• [SHORT EXERCISE]: The records below must be transcribed exactly. Do not include the pictures.

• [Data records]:
● ● ●

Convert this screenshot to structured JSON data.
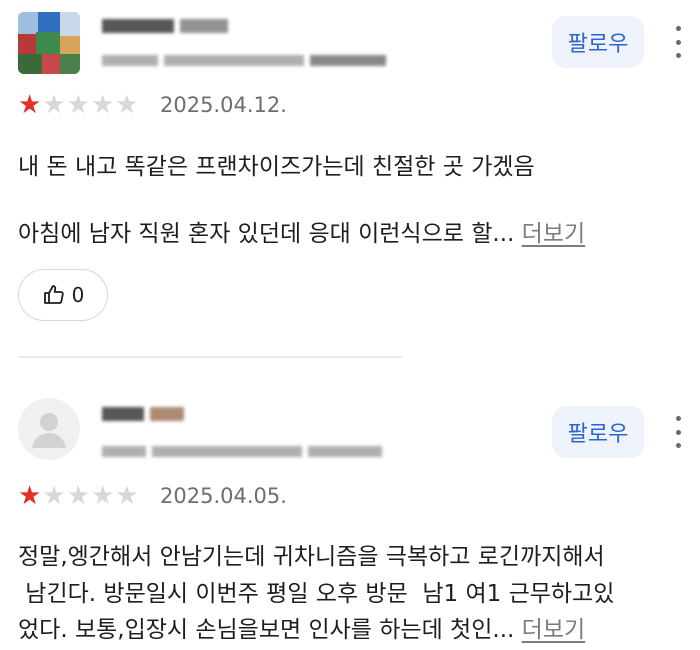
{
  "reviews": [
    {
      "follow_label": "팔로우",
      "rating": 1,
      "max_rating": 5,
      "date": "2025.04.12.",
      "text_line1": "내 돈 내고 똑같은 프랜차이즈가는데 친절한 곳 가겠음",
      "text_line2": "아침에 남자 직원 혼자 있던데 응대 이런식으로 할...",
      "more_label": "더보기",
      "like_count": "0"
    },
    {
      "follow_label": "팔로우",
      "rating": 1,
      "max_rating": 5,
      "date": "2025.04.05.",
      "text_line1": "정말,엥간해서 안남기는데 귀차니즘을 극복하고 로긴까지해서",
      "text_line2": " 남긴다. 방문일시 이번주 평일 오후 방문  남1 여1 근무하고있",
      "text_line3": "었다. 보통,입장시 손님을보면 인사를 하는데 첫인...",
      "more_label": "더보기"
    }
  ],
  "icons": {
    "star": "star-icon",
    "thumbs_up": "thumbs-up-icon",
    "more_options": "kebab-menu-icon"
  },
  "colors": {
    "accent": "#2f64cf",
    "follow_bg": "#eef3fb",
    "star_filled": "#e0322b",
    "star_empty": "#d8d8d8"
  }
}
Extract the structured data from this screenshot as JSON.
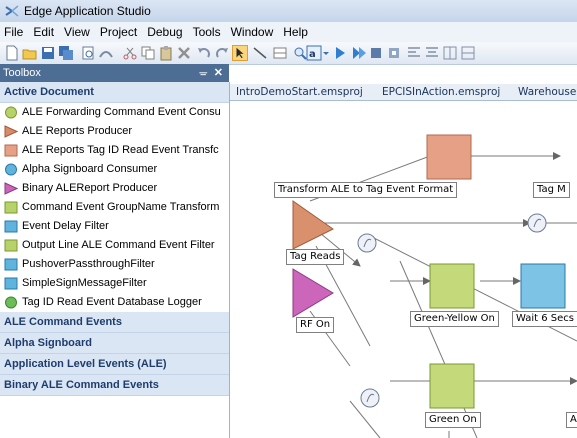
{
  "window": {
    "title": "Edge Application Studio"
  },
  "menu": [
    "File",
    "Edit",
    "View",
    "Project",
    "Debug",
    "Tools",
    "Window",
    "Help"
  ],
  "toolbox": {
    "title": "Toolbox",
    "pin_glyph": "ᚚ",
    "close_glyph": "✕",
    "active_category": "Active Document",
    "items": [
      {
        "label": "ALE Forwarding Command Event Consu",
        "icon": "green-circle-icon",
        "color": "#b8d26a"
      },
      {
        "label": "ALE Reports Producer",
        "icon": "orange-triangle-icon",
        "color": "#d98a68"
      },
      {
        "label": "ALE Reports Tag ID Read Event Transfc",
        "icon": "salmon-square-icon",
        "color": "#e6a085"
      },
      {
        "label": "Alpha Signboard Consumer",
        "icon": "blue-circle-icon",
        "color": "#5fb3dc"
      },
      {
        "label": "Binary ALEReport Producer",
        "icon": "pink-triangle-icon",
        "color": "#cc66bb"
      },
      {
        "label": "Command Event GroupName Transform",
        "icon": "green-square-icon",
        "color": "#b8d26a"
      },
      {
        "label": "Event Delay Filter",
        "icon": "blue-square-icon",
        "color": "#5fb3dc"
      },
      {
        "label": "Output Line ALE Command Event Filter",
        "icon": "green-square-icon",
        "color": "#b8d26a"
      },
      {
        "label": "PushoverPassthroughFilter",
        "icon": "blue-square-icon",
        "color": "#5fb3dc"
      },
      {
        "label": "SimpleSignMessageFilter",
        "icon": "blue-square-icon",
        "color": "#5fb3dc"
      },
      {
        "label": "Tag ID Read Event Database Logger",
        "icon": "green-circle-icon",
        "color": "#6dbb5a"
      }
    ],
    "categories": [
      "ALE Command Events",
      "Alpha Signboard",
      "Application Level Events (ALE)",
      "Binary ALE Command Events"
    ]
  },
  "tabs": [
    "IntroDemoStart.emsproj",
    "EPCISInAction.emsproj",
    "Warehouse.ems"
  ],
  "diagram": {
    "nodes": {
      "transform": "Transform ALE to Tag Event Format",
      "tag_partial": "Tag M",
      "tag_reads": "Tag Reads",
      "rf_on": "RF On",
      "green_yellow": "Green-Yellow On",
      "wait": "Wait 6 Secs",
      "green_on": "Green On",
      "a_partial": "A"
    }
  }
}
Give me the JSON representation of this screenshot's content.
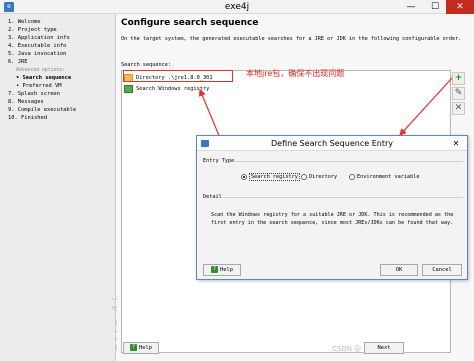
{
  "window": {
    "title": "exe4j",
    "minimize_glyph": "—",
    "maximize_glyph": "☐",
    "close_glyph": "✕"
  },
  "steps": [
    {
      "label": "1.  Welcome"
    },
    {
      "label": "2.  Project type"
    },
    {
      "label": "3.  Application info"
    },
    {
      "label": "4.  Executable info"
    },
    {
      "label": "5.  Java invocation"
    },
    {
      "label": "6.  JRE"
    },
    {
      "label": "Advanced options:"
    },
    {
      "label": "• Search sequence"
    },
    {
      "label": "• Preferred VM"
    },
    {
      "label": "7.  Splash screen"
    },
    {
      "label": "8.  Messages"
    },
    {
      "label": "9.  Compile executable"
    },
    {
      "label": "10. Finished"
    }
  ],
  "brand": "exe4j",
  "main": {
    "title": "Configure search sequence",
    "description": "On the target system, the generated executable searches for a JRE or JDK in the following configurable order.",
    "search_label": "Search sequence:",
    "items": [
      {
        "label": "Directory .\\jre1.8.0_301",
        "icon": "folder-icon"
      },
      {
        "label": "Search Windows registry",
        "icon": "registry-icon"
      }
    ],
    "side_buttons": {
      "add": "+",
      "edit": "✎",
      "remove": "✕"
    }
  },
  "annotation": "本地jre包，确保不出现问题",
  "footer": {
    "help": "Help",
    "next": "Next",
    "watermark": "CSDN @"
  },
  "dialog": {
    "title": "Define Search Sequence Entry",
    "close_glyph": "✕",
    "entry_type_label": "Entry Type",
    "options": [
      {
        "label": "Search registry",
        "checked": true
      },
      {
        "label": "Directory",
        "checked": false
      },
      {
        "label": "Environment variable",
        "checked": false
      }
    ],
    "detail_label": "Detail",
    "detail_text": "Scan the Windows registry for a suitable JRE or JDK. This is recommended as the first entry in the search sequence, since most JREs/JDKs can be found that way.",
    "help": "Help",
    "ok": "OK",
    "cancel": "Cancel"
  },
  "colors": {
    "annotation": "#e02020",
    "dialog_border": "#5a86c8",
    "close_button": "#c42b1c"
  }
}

● ● ●

• [REPLY]:
Convert this screenshot to structured JSON data.
{
  "reviews": [
    {
      "follow_label": "팔로우",
      "rating": 1,
      "max_rating": 5,
      "date": "2025.04.12.",
      "text_line1": "내 돈 내고 똑같은 프랜차이즈가는데 친절한 곳 가겠음",
      "text_line2": "아침에 남자 직원 혼자 있던데 응대 이런식으로 할...",
      "more_label": "더보기",
      "like_count": "0"
    },
    {
      "follow_label": "팔로우",
      "rating": 1,
      "max_rating": 5,
      "date": "2025.04.05.",
      "text_line1": "정말,엥간해서 안남기는데 귀차니즘을 극복하고 로긴까지해서",
      "text_line2": " 남긴다. 방문일시 이번주 평일 오후 방문  남1 여1 근무하고있",
      "text_line3": "었다. 보통,입장시 손님을보면 인사를 하는데 첫인...",
      "more_label": "더보기"
    }
  ],
  "icons": {
    "star": "star-icon",
    "thumbs_up": "thumbs-up-icon",
    "more_options": "kebab-menu-icon"
  },
  "colors": {
    "accent": "#2f64cf",
    "follow_bg": "#eef3fb",
    "star_filled": "#e0322b",
    "star_empty": "#d8d8d8"
  }
}
Extract the structured data from this screenshot as JSON.
{
  "window": {
    "title": "Edge Application Studio"
  },
  "menu": [
    "File",
    "Edit",
    "View",
    "Project",
    "Debug",
    "Tools",
    "Window",
    "Help"
  ],
  "toolbox": {
    "title": "Toolbox",
    "pin_glyph": "ᚚ",
    "close_glyph": "✕",
    "active_category": "Active Document",
    "items": [
      {
        "label": "ALE Forwarding Command Event Consu",
        "icon": "green-circle-icon",
        "color": "#b8d26a"
      },
      {
        "label": "ALE Reports Producer",
        "icon": "orange-triangle-icon",
        "color": "#d98a68"
      },
      {
        "label": "ALE Reports Tag ID Read Event Transfc",
        "icon": "salmon-square-icon",
        "color": "#e6a085"
      },
      {
        "label": "Alpha Signboard Consumer",
        "icon": "blue-circle-icon",
        "color": "#5fb3dc"
      },
      {
        "label": "Binary ALEReport Producer",
        "icon": "pink-triangle-icon",
        "color": "#cc66bb"
      },
      {
        "label": "Command Event GroupName Transform",
        "icon": "green-square-icon",
        "color": "#b8d26a"
      },
      {
        "label": "Event Delay Filter",
        "icon": "blue-square-icon",
        "color": "#5fb3dc"
      },
      {
        "label": "Output Line ALE Command Event Filter",
        "icon": "green-square-icon",
        "color": "#b8d26a"
      },
      {
        "label": "PushoverPassthroughFilter",
        "icon": "blue-square-icon",
        "color": "#5fb3dc"
      },
      {
        "label": "SimpleSignMessageFilter",
        "icon": "blue-square-icon",
        "color": "#5fb3dc"
      },
      {
        "label": "Tag ID Read Event Database Logger",
        "icon": "green-circle-icon",
        "color": "#6dbb5a"
      }
    ],
    "categories": [
      "ALE Command Events",
      "Alpha Signboard",
      "Application Level Events (ALE)",
      "Binary ALE Command Events"
    ]
  },
  "tabs": [
    "IntroDemoStart.emsproj",
    "EPCISInAction.emsproj",
    "Warehouse.ems"
  ],
  "diagram": {
    "nodes": {
      "transform": "Transform ALE to Tag Event Format",
      "tag_partial": "Tag M",
      "tag_reads": "Tag Reads",
      "rf_on": "RF On",
      "green_yellow": "Green-Yellow On",
      "wait": "Wait 6 Secs",
      "green_on": "Green On",
      "a_partial": "A"
    }
  }
}
Give me the JSON representation of this screenshot's content.
{
  "window": {
    "title": "exe4j",
    "minimize_glyph": "—",
    "maximize_glyph": "☐",
    "close_glyph": "✕"
  },
  "steps": [
    {
      "label": "1.  Welcome"
    },
    {
      "label": "2.  Project type"
    },
    {
      "label": "3.  Application info"
    },
    {
      "label": "4.  Executable info"
    },
    {
      "label": "5.  Java invocation"
    },
    {
      "label": "6.  JRE"
    },
    {
      "label": "Advanced options:"
    },
    {
      "label": "• Search sequence"
    },
    {
      "label": "• Preferred VM"
    },
    {
      "label": "7.  Splash screen"
    },
    {
      "label": "8.  Messages"
    },
    {
      "label": "9.  Compile executable"
    },
    {
      "label": "10. Finished"
    }
  ],
  "brand": "exe4j",
  "main": {
    "title": "Configure search sequence",
    "description": "On the target system, the generated executable searches for a JRE or JDK in the following configurable order.",
    "search_label": "Search sequence:",
    "items": [
      {
        "label": "Directory .\\jre1.8.0_301",
        "icon": "folder-icon"
      },
      {
        "label": "Search Windows registry",
        "icon": "registry-icon"
      }
    ],
    "side_buttons": {
      "add": "+",
      "edit": "✎",
      "remove": "✕"
    }
  },
  "annotation": "本地jre包，确保不出现问题",
  "footer": {
    "help": "Help",
    "next": "Next",
    "watermark": "CSDN @"
  },
  "dialog": {
    "title": "Define Search Sequence Entry",
    "close_glyph": "✕",
    "entry_type_label": "Entry Type",
    "options": [
      {
        "label": "Search registry",
        "checked": true
      },
      {
        "label": "Directory",
        "checked": false
      },
      {
        "label": "Environment variable",
        "checked": false
      }
    ],
    "detail_label": "Detail",
    "detail_text": "Scan the Windows registry for a suitable JRE or JDK. This is recommended as the first entry in the search sequence, since most JREs/JDKs can be found that way.",
    "help": "Help",
    "ok": "OK",
    "cancel": "Cancel"
  },
  "colors": {
    "annotation": "#e02020",
    "dialog_border": "#5a86c8",
    "close_button": "#c42b1c"
  }
}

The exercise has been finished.